**Fragmento seleccionado:**

===

¿Qué quiere resolver la
Iglesia en lo que se refiere a los problemas que más preocupan ahora mismo a la
familia? Como es lógico, lo primero que llama la atención - y resulta difícil
de explicar - es que los problemas que ha tratado el Sínodo no son los
que más interesan y preocupan a la gran mayoría de las familias del mundo.
El angustioso problema de la vivienda, el problema de un jornal o un sueldo con
el que llegar dignamente a fin de mes, el problema de la salud y de la
seguridad social, el de la educación de los hijos. Por lo menos, estos asuntos
tan graves y que tanto angustian a la gente no han estado - que sepamos - como
problemas centrales en el orden del día de ninguna de las comisiones o de las
sesiones del Sínodo.
Esto da pie para pensar o
quizá sospechar - al menos, en principio - que quienes han preparado y
organizado los trabajos del Sínodo son personas que pueden dar la impresión de
que viven más preocupadas por los dogmas católicos y la moral, que
predica el clero, que por los sufrimientos y humillaciones que están
soportando muchas más familias de las que imaginamos. No hay que ser ni un
sabio ni un santo para darse cuenta de esto. Para hacerse lógicamente la
pregunta que acabo de plantear. Y que nadie me diga que los asuntos, que acabo
de apuntar, son problemas que tienen que ser resueltos por economistas y por
políticos. Por supuesto, lo que he dicho es asunto que concierne directamente a
la economía y a la política. Pero, ¿sólo a economistas y políticos? Y entonces,
¿el sufrimiento, la dignidad, la seguridad y los derechos de la gente, los
derechos fundamentales de las familias, no nos tienen que interesar, ni por
ellos podemos ni tenemos que hacer nada?

===

**Extractos del material:**

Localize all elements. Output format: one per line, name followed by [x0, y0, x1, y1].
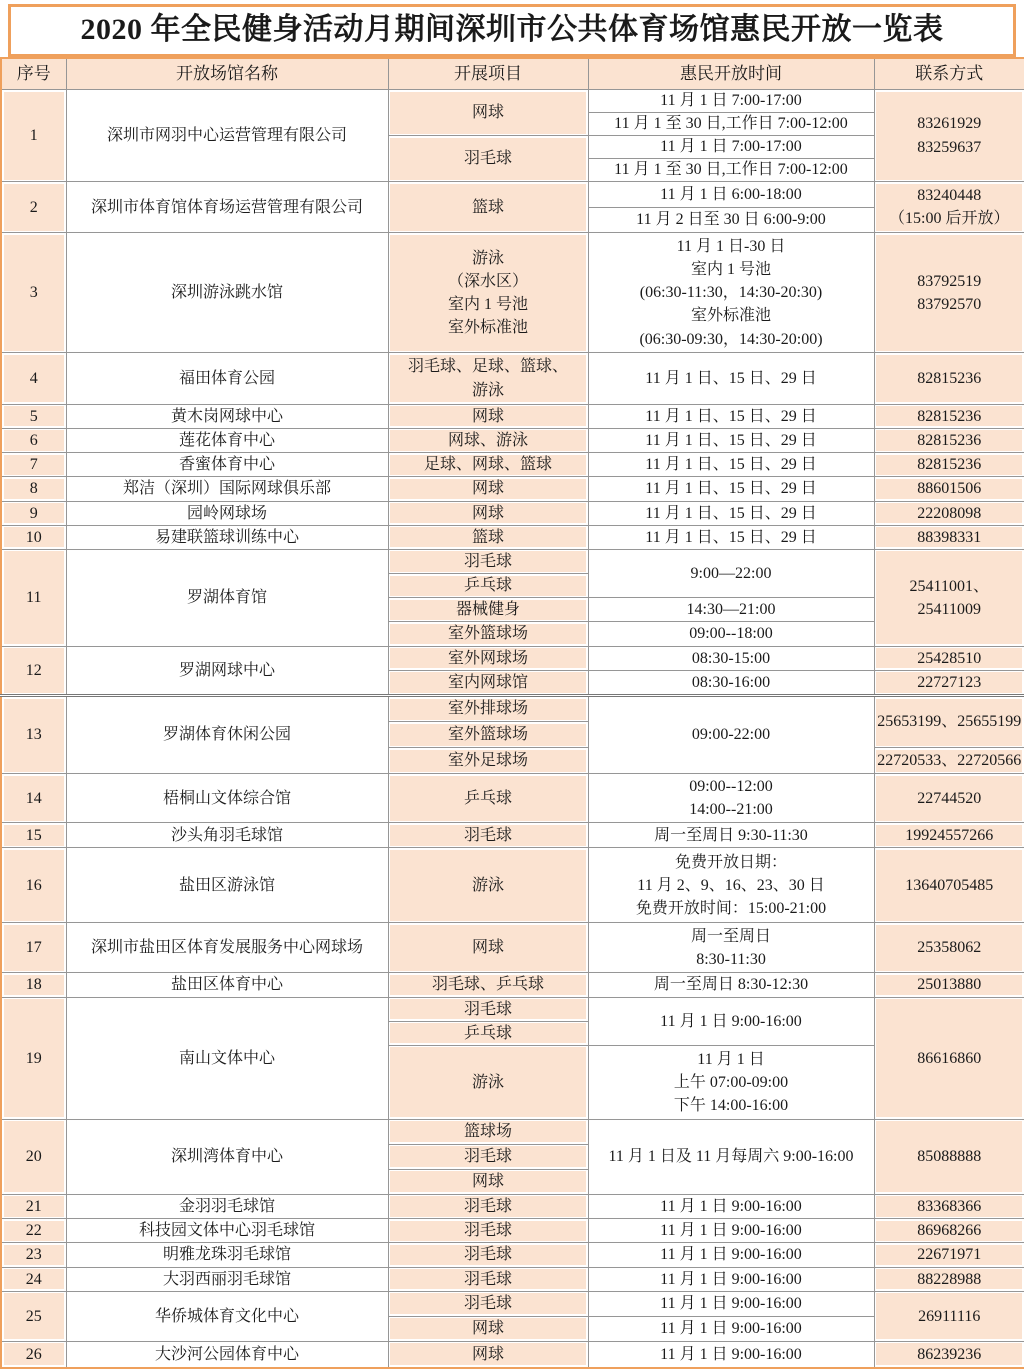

===

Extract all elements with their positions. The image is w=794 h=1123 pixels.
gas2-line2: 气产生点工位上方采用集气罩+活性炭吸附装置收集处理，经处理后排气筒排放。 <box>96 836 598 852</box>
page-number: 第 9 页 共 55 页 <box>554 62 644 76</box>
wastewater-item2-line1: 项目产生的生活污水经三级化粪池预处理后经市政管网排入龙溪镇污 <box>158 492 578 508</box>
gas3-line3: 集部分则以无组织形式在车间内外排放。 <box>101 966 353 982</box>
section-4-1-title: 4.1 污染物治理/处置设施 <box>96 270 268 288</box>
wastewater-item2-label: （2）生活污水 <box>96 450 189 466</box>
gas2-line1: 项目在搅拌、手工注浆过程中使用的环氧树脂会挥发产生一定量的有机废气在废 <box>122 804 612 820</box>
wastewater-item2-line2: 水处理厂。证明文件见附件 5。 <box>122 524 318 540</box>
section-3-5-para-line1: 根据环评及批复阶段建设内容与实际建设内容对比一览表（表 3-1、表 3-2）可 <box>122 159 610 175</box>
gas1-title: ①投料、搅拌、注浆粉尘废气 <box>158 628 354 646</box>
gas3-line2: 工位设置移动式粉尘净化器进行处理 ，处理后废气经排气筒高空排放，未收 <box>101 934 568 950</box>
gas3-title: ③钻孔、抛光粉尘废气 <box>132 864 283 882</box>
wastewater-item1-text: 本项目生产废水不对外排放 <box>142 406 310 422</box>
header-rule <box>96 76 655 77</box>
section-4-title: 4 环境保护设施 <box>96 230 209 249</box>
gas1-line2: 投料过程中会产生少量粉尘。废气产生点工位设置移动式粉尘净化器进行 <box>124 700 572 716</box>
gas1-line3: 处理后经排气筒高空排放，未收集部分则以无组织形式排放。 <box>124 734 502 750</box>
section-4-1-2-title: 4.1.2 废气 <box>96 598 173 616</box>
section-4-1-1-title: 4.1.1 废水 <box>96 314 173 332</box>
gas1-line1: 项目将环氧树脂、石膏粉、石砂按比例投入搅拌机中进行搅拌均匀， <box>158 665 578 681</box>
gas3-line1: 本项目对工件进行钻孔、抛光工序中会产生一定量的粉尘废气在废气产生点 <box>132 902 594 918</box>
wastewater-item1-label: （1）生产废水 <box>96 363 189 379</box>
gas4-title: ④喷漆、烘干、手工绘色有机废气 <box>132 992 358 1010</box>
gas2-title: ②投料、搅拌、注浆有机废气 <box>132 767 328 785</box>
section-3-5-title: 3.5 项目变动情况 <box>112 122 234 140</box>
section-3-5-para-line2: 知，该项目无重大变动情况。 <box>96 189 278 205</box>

===

Vuelve a escribir el tramo del fragmento seleccionado que va desde "El angustioso problema" hasta "sesiones del Sínodo.", y renombra "Sínodo" como "Concilio".

El angustioso problema de la vivienda, el problema de un jornal o un sueldo con
el que llegar dignamente a fin de mes, el problema de la salud y de la
seguridad social, el de la educación de los hijos. Por lo menos, estos asuntos
tan graves y que tanto angustian a la gente no han estado - que sepamos - como
problemas centrales en el orden del día de ninguna de las comisiones o de las
sesiones del Concilio.